- [TASK REQUIREMENTS] Output the entries below exactly as written, omitting pictures.

┌─ EXCERPTED DATA

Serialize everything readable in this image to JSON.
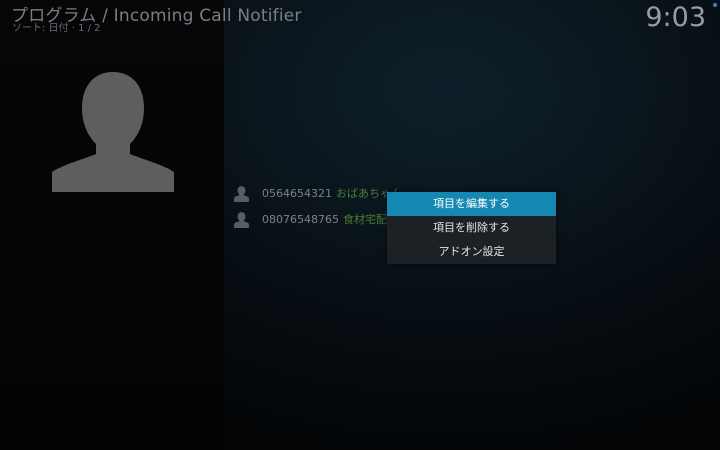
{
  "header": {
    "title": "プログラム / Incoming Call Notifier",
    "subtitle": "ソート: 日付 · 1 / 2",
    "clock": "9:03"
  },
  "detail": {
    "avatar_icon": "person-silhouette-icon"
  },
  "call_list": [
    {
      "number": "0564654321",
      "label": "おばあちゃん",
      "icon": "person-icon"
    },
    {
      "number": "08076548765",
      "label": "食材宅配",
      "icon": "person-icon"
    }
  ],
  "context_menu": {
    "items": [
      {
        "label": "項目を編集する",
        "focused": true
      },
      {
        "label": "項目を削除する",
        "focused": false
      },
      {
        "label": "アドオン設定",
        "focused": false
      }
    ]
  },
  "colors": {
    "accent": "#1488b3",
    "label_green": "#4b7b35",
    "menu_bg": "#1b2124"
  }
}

└─

- [THE COMPLETED TASK]
Serialize everything readable in this image to JSON.
{
  "header": {
    "title": "プログラム / Incoming Call Notifier",
    "subtitle": "ソート: 日付 · 1 / 2",
    "clock": "9:03"
  },
  "detail": {
    "avatar_icon": "person-silhouette-icon"
  },
  "call_list": [
    {
      "number": "0564654321",
      "label": "おばあちゃん",
      "icon": "person-icon"
    },
    {
      "number": "08076548765",
      "label": "食材宅配",
      "icon": "person-icon"
    }
  ],
  "context_menu": {
    "items": [
      {
        "label": "項目を編集する",
        "focused": true
      },
      {
        "label": "項目を削除する",
        "focused": false
      },
      {
        "label": "アドオン設定",
        "focused": false
      }
    ]
  },
  "colors": {
    "accent": "#1488b3",
    "label_green": "#4b7b35",
    "menu_bg": "#1b2124"
  }
}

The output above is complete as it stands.